═════ Records for processing ═════
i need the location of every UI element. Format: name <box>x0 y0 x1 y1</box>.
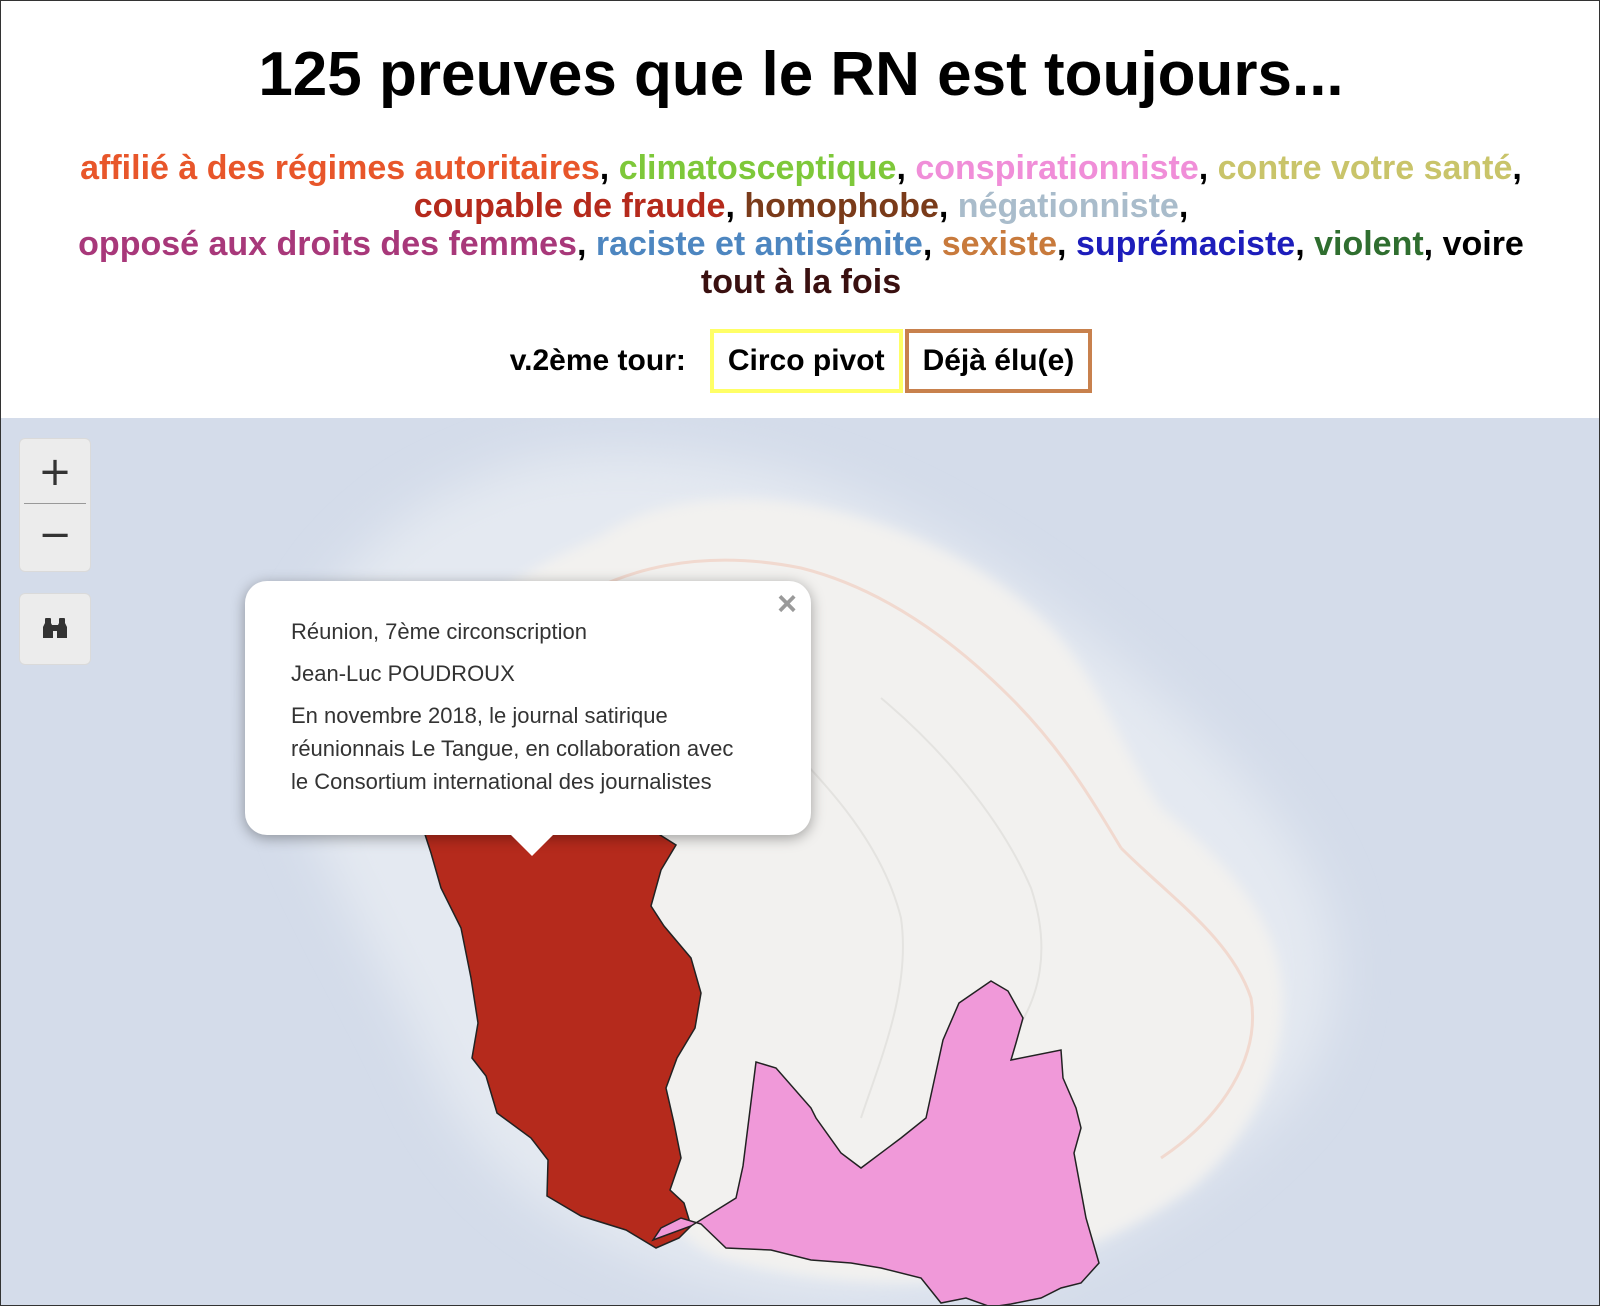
popup-candidate: Jean-Luc POUDROUX <box>291 661 515 686</box>
category-tags: affilié à des régimes autoritaires, clim… <box>1 149 1599 301</box>
tag-separator: , <box>599 149 619 187</box>
tag-authoritarian[interactable]: affilié à des régimes autoritaires <box>80 149 600 187</box>
circo-pivot-button[interactable]: Circo pivot <box>709 329 903 393</box>
popup-text: En novembre 2018, le journal satirique r… <box>291 703 734 805</box>
tag-negationist[interactable]: négationniste <box>957 187 1179 225</box>
tag-racist[interactable]: raciste et antisémite <box>595 225 923 263</box>
deja-elu-button[interactable]: Déjà élu(e) <box>904 329 1093 393</box>
tag-separator: , <box>725 187 745 225</box>
tag-separator: , <box>922 225 942 263</box>
tags-line-3: opposé aux droits des femmes, raciste et… <box>1 225 1599 263</box>
tags-conjunction: voire <box>1442 225 1524 263</box>
tag-separator: , <box>576 225 596 263</box>
tags-line-4: tout à la fois <box>1 263 1599 301</box>
tag-anti-women-rights[interactable]: opposé aux droits des femmes <box>78 225 577 263</box>
tag-fraud[interactable]: coupable de fraude <box>413 187 726 225</box>
zoom-out-button[interactable]: − <box>38 512 72 558</box>
locate-button[interactable] <box>19 593 91 665</box>
map-tiles <box>1 418 1599 1306</box>
second-round-label: v.2ème tour: <box>509 344 686 377</box>
tag-separator: , <box>1423 225 1443 263</box>
tag-separator: , <box>1057 225 1076 263</box>
binoculars-icon <box>43 618 67 638</box>
district-conspiracy[interactable] <box>651 980 1100 1306</box>
tag-homophobe[interactable]: homophobe <box>744 187 939 225</box>
tag-health[interactable]: contre votre santé <box>1217 149 1513 187</box>
page-title: 125 preuves que le RN est toujours... <box>258 40 1344 109</box>
tags-line-1: affilié à des régimes autoritaires, clim… <box>80 149 1522 187</box>
tag-violent[interactable]: violent <box>1314 225 1424 263</box>
zoom-divider <box>24 503 86 504</box>
tag-separator: , <box>938 187 958 225</box>
map-view[interactable]: + − × Réunion, 7ème circonscription Jean… <box>1 418 1599 1306</box>
road <box>1119 846 1254 1160</box>
tag-separator: , <box>1295 225 1315 263</box>
popup-content: Réunion, 7ème circonscription Jean-Luc P… <box>291 615 751 805</box>
popup-close-button[interactable]: × <box>777 585 797 623</box>
tag-separator: , <box>1198 149 1218 187</box>
zoom-control: + − <box>19 438 91 572</box>
popup-tip <box>505 829 559 856</box>
road <box>760 717 904 1119</box>
zoom-in-button[interactable]: + <box>38 449 72 495</box>
tag-separator: , <box>896 149 916 187</box>
second-round-filter: v.2ème tour: Circo pivot Déjà élu(e) <box>1 329 1599 395</box>
road <box>560 558 1123 849</box>
tags-line-2: coupable de fraude, homophobe, négationn… <box>413 187 1189 225</box>
tag-all-at-once[interactable]: tout à la fois <box>700 263 902 301</box>
tag-conspiracy[interactable]: conspirationniste <box>915 149 1199 187</box>
road <box>880 697 1043 1039</box>
district-fraud[interactable] <box>417 812 702 1249</box>
district-popup: × Réunion, 7ème circonscription Jean-Luc… <box>245 581 811 856</box>
popup-location: Réunion, 7ème circonscription <box>291 619 587 644</box>
tag-sexist[interactable]: sexiste <box>941 225 1058 263</box>
tag-supremacist[interactable]: suprémaciste <box>1075 225 1296 263</box>
tag-climate-sceptic[interactable]: climatosceptique <box>618 149 897 187</box>
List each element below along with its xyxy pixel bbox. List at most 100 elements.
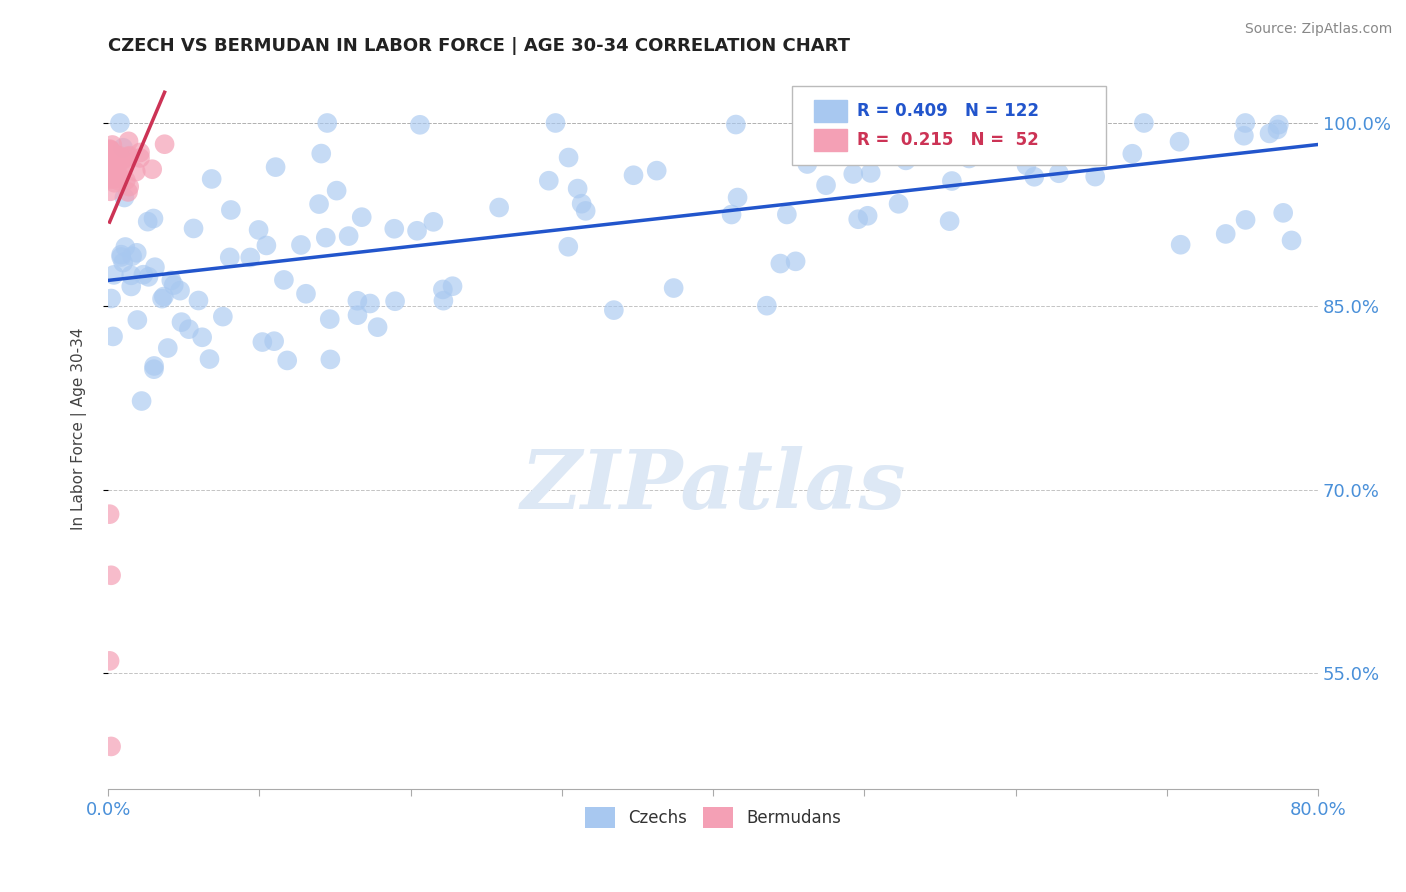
Point: [98, 161, 121, 176]
Point: [129, 145, 152, 160]
Point: [422, 215, 444, 229]
Point: [211, 310, 233, 324]
Point: [105, 165, 128, 179]
Point: [252, 334, 274, 349]
Point: [98, 507, 121, 521]
Point: [1233, 128, 1256, 143]
Point: [98, 654, 121, 668]
Point: [138, 269, 160, 284]
Point: [218, 251, 240, 265]
Point: [337, 229, 360, 244]
Point: [132, 268, 155, 282]
Point: [488, 201, 510, 215]
Point: [796, 157, 818, 171]
Point: [170, 315, 193, 329]
Text: R = 0.409   N = 122: R = 0.409 N = 122: [858, 103, 1039, 120]
Point: [290, 238, 312, 252]
Point: [191, 330, 214, 344]
Point: [141, 162, 163, 177]
Point: [169, 284, 191, 298]
Point: [107, 148, 129, 162]
Point: [177, 322, 200, 336]
Point: [105, 153, 128, 168]
Point: [1047, 166, 1070, 180]
Point: [359, 296, 381, 310]
Point: [724, 118, 747, 132]
Point: [623, 168, 645, 182]
Point: [1234, 213, 1257, 227]
Point: [938, 214, 960, 228]
Point: [755, 299, 778, 313]
Point: [110, 247, 132, 261]
Point: [121, 249, 143, 263]
Point: [319, 352, 342, 367]
Point: [406, 224, 429, 238]
Point: [382, 221, 405, 235]
Point: [662, 281, 685, 295]
Point: [112, 255, 135, 269]
Point: [98, 166, 121, 180]
Point: [103, 170, 125, 185]
Point: [114, 240, 136, 254]
Point: [856, 209, 879, 223]
Point: [142, 362, 165, 376]
Point: [98, 172, 121, 186]
Point: [1215, 227, 1237, 241]
Point: [264, 160, 287, 174]
Point: [98, 143, 121, 157]
Point: [125, 164, 148, 178]
Point: [1258, 127, 1281, 141]
Point: [100, 160, 122, 174]
Point: [557, 151, 579, 165]
Point: [409, 118, 432, 132]
Point: [557, 240, 579, 254]
Point: [571, 196, 593, 211]
Point: [645, 163, 668, 178]
Point: [346, 293, 368, 308]
Legend: Czechs, Bermudans: Czechs, Bermudans: [578, 800, 848, 835]
Point: [125, 245, 148, 260]
Point: [432, 282, 454, 296]
Point: [110, 250, 132, 264]
Point: [110, 151, 132, 165]
Point: [101, 171, 124, 186]
Point: [887, 196, 910, 211]
Point: [127, 313, 149, 327]
Point: [163, 278, 186, 293]
Point: [114, 152, 136, 166]
Point: [785, 254, 807, 268]
Point: [441, 279, 464, 293]
Point: [567, 181, 589, 195]
Point: [160, 273, 183, 287]
Point: [1084, 169, 1107, 184]
Point: [101, 329, 124, 343]
FancyBboxPatch shape: [792, 86, 1107, 165]
Point: [115, 173, 138, 187]
Text: R =  0.215   N =  52: R = 0.215 N = 52: [858, 131, 1039, 149]
Point: [1121, 146, 1143, 161]
Point: [247, 223, 270, 237]
Point: [120, 268, 142, 283]
Point: [776, 207, 799, 221]
Point: [198, 352, 221, 367]
Point: [201, 172, 224, 186]
Bar: [814, 101, 848, 122]
Point: [941, 174, 963, 188]
Point: [815, 178, 838, 193]
Point: [100, 143, 122, 157]
Point: [108, 116, 131, 130]
Point: [136, 214, 159, 228]
Point: [112, 190, 135, 204]
Point: [346, 308, 368, 322]
Text: Source: ZipAtlas.com: Source: ZipAtlas.com: [1244, 22, 1392, 37]
Point: [820, 116, 842, 130]
Point: [295, 286, 318, 301]
Point: [183, 221, 205, 235]
Point: [110, 153, 132, 167]
Point: [254, 238, 277, 252]
Point: [101, 165, 124, 179]
Point: [112, 141, 135, 155]
Point: [98, 165, 121, 179]
Point: [98, 184, 121, 198]
Point: [150, 292, 173, 306]
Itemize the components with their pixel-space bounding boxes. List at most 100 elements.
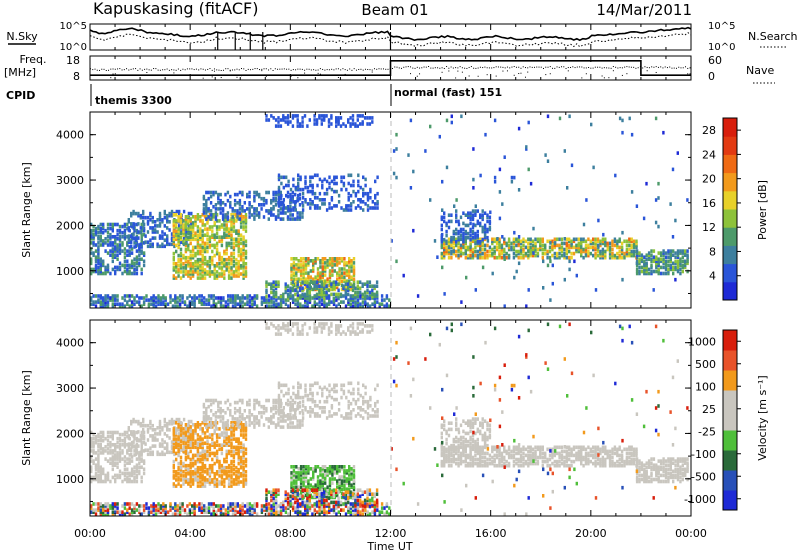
nave-point [601, 67, 603, 69]
power-cell [262, 198, 266, 203]
nave-point [166, 68, 168, 70]
power-cell [498, 167, 502, 172]
velocity-cell [92, 440, 95, 445]
velocity-cell [163, 419, 166, 424]
power-cell [128, 245, 131, 249]
nave-point [211, 69, 213, 71]
velocity-cell [231, 504, 235, 508]
power-cell [373, 302, 377, 306]
colorbar-swatch [723, 281, 737, 301]
power-cell [233, 192, 237, 197]
power-cell [392, 171, 396, 176]
power-cell [330, 292, 333, 297]
velocity-cell [111, 461, 114, 465]
velocity-cell [142, 417, 145, 422]
power-cell [584, 249, 588, 254]
velocity-cell [184, 476, 188, 480]
nave-point [603, 77, 605, 79]
power-cell [289, 213, 292, 217]
nave-point [349, 68, 351, 70]
power-cell [657, 261, 660, 266]
power-cell [307, 275, 310, 279]
power-cell [467, 245, 470, 250]
power-cell [601, 247, 605, 252]
power-cell [267, 217, 270, 221]
velocity-cell [208, 451, 212, 456]
velocity-cell [187, 478, 190, 482]
power-cell [182, 253, 185, 258]
power-cell [315, 286, 319, 291]
power-cell [356, 300, 360, 304]
power-cell [289, 187, 293, 192]
velocity-cell [111, 510, 114, 514]
power-cell [362, 208, 365, 212]
power-cell [452, 247, 455, 252]
power-cell [471, 247, 475, 252]
power-cell [330, 122, 333, 126]
nave-point [495, 75, 497, 77]
power-cell [287, 304, 290, 308]
power-cell [231, 294, 235, 298]
power-cell [455, 209, 458, 213]
power-cell [212, 192, 215, 197]
power-cell [348, 269, 351, 273]
nsky-spikes [217, 32, 392, 50]
velocity-cell [106, 475, 110, 480]
power-cell [248, 207, 251, 211]
power-cell [196, 249, 200, 254]
nave-point [621, 74, 623, 76]
power-cell [453, 204, 456, 208]
power-cell [203, 249, 207, 254]
velocity-cell [211, 463, 214, 468]
power-cell [179, 270, 183, 274]
power-cell [307, 271, 310, 275]
power-cell [455, 237, 458, 242]
power-cell [630, 243, 633, 248]
power-cell [527, 288, 530, 292]
velocity-cell [158, 426, 162, 430]
velocity-cell [162, 510, 165, 514]
velocity-cell [196, 451, 200, 456]
velocity-cell [186, 504, 189, 508]
power-cell [213, 268, 216, 272]
power-cell [104, 265, 107, 270]
velocity-cell [142, 428, 145, 432]
velocity-cell [138, 504, 141, 508]
power-cell [284, 302, 288, 306]
velocity-cell [213, 441, 216, 445]
power-cell [330, 206, 334, 210]
power-cell [90, 237, 93, 241]
power-cell [469, 245, 472, 250]
power-cell [469, 253, 472, 258]
velocity-cell [373, 508, 377, 512]
power-cell [134, 211, 138, 216]
power-cell [270, 213, 273, 217]
power-cell [681, 255, 684, 259]
nave-point [265, 68, 267, 70]
power-cell [643, 269, 646, 274]
velocity-cell [196, 445, 200, 450]
power-cell [235, 257, 238, 262]
power-cell [606, 245, 609, 250]
power-cell [130, 302, 134, 306]
nave-point [601, 75, 603, 77]
power-cell [664, 261, 668, 266]
nave-point [419, 67, 421, 69]
power-cell [352, 273, 356, 277]
power-cell [211, 215, 214, 219]
power-cell [620, 255, 624, 260]
power-cell [244, 219, 248, 223]
velocity-cell [106, 430, 110, 435]
velocity-cell [152, 504, 155, 508]
power-cell [203, 270, 207, 274]
velocity-cell [138, 510, 141, 514]
power-cell [157, 296, 160, 300]
power-cell [299, 281, 303, 286]
power-cell [196, 264, 200, 268]
power-cell [272, 282, 275, 286]
velocity-cell [135, 502, 139, 506]
power-cell [161, 218, 164, 222]
velocity-cell [149, 421, 152, 426]
power-cell [213, 253, 216, 258]
velocity-cell [208, 480, 212, 484]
═════
▶ _Exercise task_
Could you copy out, word for word, everything in the records above from the line containing "nave-point [601, 67, 603, 69]" down to the line containing "nsky-spikes [217, 32, 392, 50]", with both of those lines included?

▶ _The completed task_
nave-point [601, 67, 603, 69]
power-cell [262, 198, 266, 203]
nave-point [166, 68, 168, 70]
power-cell [498, 167, 502, 172]
velocity-cell [92, 440, 95, 445]
velocity-cell [163, 419, 166, 424]
power-cell [128, 245, 131, 249]
nave-point [211, 69, 213, 71]
velocity-cell [231, 504, 235, 508]
power-cell [373, 302, 377, 306]
colorbar-swatch [723, 281, 737, 301]
power-cell [233, 192, 237, 197]
power-cell [392, 171, 396, 176]
power-cell [330, 292, 333, 297]
velocity-cell [111, 461, 114, 465]
velocity-cell [142, 417, 145, 422]
power-cell [584, 249, 588, 254]
velocity-cell [184, 476, 188, 480]
nave-point [603, 77, 605, 79]
power-cell [289, 213, 292, 217]
nave-point [349, 68, 351, 70]
power-cell [657, 261, 660, 266]
power-cell [307, 275, 310, 279]
power-cell [467, 245, 470, 250]
power-cell [601, 247, 605, 252]
power-cell [267, 217, 270, 221]
velocity-cell [208, 451, 212, 456]
velocity-cell [187, 478, 190, 482]
power-cell [182, 253, 185, 258]
power-cell [315, 286, 319, 291]
power-cell [356, 300, 360, 304]
power-cell [289, 187, 293, 192]
velocity-cell [111, 510, 114, 514]
power-cell [362, 208, 365, 212]
power-cell [452, 247, 455, 252]
power-cell [471, 247, 475, 252]
power-cell [330, 122, 333, 126]
nave-point [495, 75, 497, 77]
power-cell [287, 304, 290, 308]
power-cell [231, 294, 235, 298]
power-cell [455, 209, 458, 213]
power-cell [212, 192, 215, 197]
power-cell [348, 269, 351, 273]
nsky-spikes [217, 32, 392, 50]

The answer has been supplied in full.